THE REQUEST: Locate each line containing the string "from" and copy it out.

○ ○ ○ ○ ○ ○ ○

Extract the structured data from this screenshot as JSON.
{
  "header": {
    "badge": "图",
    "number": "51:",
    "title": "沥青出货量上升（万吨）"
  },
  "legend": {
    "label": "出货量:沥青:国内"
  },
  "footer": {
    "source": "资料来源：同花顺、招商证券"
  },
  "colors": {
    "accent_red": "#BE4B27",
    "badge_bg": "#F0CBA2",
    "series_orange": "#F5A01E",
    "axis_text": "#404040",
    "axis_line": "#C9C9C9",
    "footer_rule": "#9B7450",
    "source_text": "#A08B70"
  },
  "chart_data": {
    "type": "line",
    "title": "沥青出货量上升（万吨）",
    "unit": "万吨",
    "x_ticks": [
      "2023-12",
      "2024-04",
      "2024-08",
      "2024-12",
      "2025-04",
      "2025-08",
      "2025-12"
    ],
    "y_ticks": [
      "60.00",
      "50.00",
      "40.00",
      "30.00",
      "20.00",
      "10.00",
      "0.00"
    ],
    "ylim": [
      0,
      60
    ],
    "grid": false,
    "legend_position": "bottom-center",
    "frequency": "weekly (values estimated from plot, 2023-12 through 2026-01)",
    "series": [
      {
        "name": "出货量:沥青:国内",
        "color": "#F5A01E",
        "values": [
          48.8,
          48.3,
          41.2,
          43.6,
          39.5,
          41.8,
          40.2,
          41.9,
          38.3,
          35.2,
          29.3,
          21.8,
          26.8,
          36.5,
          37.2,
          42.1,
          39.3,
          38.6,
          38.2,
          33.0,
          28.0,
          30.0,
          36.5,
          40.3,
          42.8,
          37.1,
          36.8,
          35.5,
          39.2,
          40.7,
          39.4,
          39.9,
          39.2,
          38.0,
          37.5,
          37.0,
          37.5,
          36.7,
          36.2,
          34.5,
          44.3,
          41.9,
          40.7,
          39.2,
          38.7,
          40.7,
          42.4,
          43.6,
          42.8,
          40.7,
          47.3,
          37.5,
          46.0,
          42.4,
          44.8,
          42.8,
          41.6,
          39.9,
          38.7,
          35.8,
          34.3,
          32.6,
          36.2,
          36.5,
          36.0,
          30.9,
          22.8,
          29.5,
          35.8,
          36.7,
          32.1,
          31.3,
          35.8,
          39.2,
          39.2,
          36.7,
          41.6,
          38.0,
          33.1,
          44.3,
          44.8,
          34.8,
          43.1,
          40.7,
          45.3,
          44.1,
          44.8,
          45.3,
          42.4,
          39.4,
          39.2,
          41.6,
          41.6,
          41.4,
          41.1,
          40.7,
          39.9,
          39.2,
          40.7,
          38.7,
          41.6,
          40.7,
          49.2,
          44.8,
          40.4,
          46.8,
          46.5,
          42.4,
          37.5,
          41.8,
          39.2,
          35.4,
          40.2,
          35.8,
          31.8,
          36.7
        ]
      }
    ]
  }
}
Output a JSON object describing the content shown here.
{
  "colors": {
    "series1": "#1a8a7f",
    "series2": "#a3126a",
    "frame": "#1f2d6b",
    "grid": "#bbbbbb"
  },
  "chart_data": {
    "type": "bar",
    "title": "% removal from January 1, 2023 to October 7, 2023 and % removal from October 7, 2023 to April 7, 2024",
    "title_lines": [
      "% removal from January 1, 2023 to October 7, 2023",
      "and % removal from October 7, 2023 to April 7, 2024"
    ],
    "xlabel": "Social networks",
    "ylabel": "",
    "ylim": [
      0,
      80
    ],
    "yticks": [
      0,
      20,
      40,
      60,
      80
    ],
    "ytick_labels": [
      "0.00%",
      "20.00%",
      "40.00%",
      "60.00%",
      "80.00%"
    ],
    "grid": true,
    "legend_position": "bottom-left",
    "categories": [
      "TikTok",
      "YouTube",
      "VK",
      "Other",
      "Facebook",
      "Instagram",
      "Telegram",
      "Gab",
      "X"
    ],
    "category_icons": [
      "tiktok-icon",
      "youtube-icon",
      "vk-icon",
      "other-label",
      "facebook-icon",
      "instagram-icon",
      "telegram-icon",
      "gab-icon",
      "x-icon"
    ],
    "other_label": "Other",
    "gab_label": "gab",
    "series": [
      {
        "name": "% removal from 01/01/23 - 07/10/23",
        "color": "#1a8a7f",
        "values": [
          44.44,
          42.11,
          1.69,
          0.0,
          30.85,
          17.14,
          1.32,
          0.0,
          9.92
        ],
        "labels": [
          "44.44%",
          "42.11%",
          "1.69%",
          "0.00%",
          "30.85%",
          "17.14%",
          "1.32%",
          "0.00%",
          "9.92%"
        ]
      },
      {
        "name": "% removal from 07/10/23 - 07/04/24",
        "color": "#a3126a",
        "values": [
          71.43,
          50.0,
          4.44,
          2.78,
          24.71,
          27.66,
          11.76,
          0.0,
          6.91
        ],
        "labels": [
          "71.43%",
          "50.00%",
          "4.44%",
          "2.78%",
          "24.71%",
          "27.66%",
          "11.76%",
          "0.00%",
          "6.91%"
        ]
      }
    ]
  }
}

○ ○ ○ ○ ○ ○ ○

OUTPUT OF THE TASK:
Extract the structured data from this screenshot as JSON.
    "frequency": "weekly (values estimated from plot, 2023-12 through 2026-01)",
    "title": "% removal from January 1, 2023 to October 7, 2023 and % removal from October 7, 2023 to April 7, 2024",
      "% removal from January 1, 2023 to October 7, 2023",
      "and % removal from October 7, 2023 to April 7, 2024"
        "name": "% removal from 01/01/23 - 07/10/23",
        "name": "% removal from 07/10/23 - 07/04/24",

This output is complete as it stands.